* [SET PROBLEM]: Can you restate the records below word for word?

* [DATA FOR THIS EXERCISE]:
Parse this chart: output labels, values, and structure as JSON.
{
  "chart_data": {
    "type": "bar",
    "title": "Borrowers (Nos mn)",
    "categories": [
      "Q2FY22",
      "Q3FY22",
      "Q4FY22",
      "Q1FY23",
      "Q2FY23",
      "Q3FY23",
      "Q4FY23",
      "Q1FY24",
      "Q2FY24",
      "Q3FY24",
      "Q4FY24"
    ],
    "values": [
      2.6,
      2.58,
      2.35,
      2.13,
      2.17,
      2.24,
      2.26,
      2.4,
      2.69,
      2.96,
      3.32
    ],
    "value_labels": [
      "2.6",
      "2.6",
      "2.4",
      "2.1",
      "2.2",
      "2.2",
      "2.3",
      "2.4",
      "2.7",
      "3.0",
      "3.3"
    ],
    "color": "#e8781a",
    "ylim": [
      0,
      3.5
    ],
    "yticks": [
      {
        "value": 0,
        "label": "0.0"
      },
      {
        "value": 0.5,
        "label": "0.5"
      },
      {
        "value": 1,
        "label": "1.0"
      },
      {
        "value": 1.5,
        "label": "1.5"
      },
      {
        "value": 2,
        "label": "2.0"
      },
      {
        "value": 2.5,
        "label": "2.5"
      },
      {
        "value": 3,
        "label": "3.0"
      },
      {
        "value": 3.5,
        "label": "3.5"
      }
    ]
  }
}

* [COMPLETE ANSWER]:
Parse this chart: output labels, values, and structure as JSON.
{
  "chart_data": {
    "type": "bar",
    "title": "Borrowers (Nos mn)",
    "categories": [
      "Q2FY22",
      "Q3FY22",
      "Q4FY22",
      "Q1FY23",
      "Q2FY23",
      "Q3FY23",
      "Q4FY23",
      "Q1FY24",
      "Q2FY24",
      "Q3FY24",
      "Q4FY24"
    ],
    "values": [
      2.6,
      2.58,
      2.35,
      2.13,
      2.17,
      2.24,
      2.26,
      2.4,
      2.69,
      2.96,
      3.32
    ],
    "value_labels": [
      "2.6",
      "2.6",
      "2.4",
      "2.1",
      "2.2",
      "2.2",
      "2.3",
      "2.4",
      "2.7",
      "3.0",
      "3.3"
    ],
    "color": "#e8781a",
    "ylim": [
      0,
      3.5
    ],
    "yticks": [
      {
        "value": 0,
        "label": "0.0"
      },
      {
        "value": 0.5,
        "label": "0.5"
      },
      {
        "value": 1,
        "label": "1.0"
      },
      {
        "value": 1.5,
        "label": "1.5"
      },
      {
        "value": 2,
        "label": "2.0"
      },
      {
        "value": 2.5,
        "label": "2.5"
      },
      {
        "value": 3,
        "label": "3.0"
      },
      {
        "value": 3.5,
        "label": "3.5"
      }
    ]
  }
}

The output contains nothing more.